▶ [Directions for this task]:
Where does the string "from" appear? Copy every line of the entries below that holds it.

○ ○ ○ ○

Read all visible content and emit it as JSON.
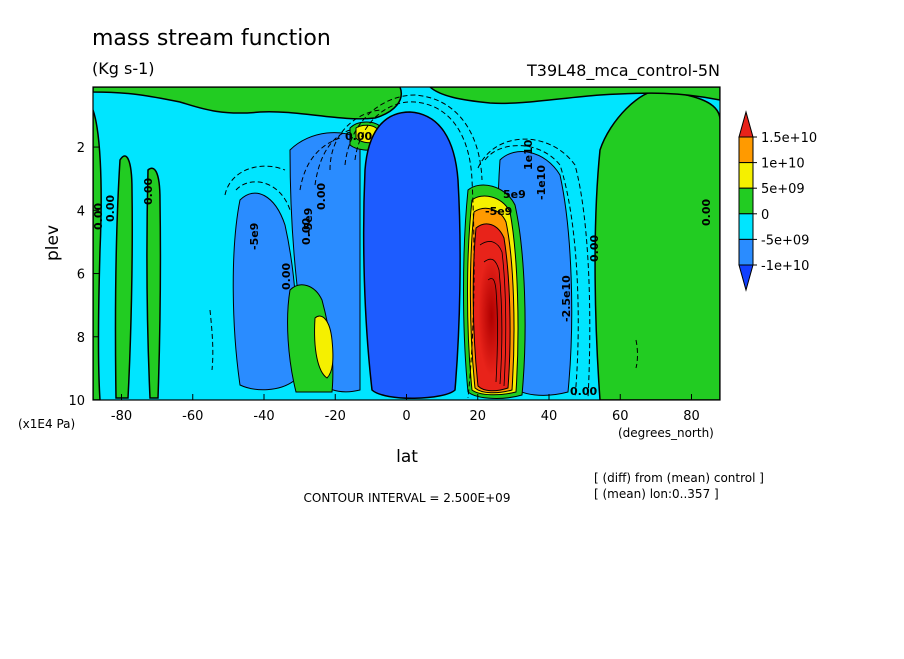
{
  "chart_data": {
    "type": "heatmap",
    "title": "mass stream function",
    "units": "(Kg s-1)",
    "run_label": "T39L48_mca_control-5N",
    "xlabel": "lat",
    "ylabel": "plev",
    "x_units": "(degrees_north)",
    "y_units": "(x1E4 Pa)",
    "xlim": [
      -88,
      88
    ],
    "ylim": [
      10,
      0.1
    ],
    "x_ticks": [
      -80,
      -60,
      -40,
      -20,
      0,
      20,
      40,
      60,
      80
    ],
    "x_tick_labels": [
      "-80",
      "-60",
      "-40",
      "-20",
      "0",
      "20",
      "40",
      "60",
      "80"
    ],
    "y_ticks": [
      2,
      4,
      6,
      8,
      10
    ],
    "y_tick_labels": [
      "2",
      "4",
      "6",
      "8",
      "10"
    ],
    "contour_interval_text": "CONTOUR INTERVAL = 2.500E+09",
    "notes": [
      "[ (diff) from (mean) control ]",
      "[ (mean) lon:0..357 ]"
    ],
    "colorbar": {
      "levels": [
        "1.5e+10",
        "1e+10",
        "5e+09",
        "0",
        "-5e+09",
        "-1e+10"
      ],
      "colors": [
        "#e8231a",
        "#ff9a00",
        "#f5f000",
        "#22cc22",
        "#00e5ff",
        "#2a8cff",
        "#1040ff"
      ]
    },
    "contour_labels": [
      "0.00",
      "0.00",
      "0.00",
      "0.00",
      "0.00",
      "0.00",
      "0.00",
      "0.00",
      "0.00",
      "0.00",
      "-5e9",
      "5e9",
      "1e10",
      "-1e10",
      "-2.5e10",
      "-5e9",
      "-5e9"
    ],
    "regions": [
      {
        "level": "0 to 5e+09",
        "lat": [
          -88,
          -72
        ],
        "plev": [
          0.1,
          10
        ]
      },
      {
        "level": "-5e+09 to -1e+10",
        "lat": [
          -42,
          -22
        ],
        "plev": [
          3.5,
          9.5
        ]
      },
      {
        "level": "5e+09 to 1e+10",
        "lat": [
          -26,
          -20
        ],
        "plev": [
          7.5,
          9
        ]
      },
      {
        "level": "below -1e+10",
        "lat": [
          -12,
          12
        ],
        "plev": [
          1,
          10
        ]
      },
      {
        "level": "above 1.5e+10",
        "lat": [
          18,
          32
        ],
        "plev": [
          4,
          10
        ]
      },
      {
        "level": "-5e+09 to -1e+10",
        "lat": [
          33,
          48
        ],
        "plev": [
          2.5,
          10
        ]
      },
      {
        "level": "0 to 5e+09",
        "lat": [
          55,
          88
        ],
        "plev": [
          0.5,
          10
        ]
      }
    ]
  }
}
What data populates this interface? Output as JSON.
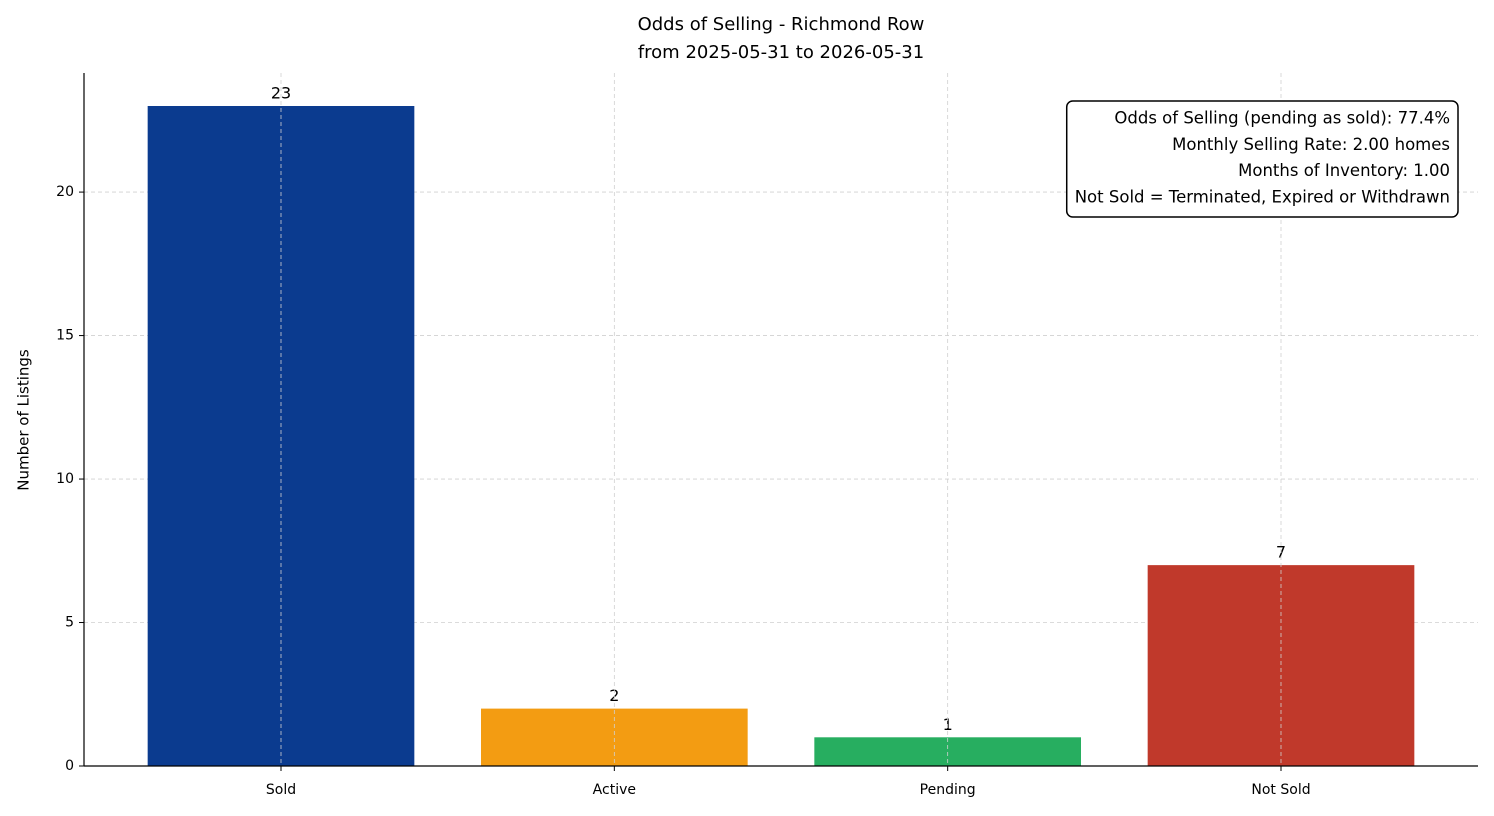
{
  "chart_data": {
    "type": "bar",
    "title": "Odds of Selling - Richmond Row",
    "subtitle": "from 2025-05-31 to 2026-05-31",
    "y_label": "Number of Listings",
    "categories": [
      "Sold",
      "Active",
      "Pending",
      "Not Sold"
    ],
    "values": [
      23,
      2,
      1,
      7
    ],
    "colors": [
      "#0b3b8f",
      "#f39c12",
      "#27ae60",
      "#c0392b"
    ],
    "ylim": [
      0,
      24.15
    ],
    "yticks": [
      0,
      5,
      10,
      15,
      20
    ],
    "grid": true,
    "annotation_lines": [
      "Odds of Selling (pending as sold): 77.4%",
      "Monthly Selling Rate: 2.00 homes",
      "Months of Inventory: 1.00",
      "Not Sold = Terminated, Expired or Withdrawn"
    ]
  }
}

○ ○ ○ ○

▶ [Written response]:
      "[ (diff) from (mean) control ]",
    "subtitle": "from 2025-05-31 to 2026-05-31",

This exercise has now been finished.